**TASK TO COMPLETE**: Return only the number of lines that hold "的最大值是".

**Dataset rows**:
★ ★ ★ ★ ★

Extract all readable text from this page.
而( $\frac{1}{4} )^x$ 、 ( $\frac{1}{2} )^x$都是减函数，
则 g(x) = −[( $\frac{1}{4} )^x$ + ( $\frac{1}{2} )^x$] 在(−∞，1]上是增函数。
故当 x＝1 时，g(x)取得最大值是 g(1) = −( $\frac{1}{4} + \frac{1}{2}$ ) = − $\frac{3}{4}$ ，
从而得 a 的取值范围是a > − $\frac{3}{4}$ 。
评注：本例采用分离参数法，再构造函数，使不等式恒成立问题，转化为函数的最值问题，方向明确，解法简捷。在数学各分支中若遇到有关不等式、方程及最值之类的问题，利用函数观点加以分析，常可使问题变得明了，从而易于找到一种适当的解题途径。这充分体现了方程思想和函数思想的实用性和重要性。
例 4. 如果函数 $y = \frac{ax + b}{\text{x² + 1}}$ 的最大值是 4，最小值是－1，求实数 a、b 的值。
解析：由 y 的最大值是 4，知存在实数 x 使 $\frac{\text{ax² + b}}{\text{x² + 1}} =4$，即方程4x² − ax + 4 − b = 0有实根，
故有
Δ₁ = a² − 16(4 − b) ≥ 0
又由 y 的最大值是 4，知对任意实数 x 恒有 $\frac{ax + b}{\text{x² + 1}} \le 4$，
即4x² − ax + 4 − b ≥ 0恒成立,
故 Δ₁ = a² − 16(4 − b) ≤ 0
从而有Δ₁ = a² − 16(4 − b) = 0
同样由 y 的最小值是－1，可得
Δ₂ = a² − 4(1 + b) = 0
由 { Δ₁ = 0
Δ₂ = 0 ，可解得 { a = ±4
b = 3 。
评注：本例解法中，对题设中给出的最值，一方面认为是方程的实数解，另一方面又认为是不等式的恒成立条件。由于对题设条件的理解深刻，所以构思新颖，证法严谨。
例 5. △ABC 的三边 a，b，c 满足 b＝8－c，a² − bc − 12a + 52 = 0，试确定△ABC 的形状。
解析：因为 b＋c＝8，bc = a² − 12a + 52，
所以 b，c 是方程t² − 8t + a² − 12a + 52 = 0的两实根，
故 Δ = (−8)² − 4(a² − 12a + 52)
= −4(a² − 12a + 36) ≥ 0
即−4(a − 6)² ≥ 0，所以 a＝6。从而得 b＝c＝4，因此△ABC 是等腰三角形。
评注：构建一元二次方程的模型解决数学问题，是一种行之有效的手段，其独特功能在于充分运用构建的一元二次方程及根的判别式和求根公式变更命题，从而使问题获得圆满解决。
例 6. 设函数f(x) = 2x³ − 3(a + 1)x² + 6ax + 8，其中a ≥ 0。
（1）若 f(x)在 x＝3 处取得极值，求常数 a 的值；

★ ★ ★ ★ ★

**EXERCISE SOLUTION**: 3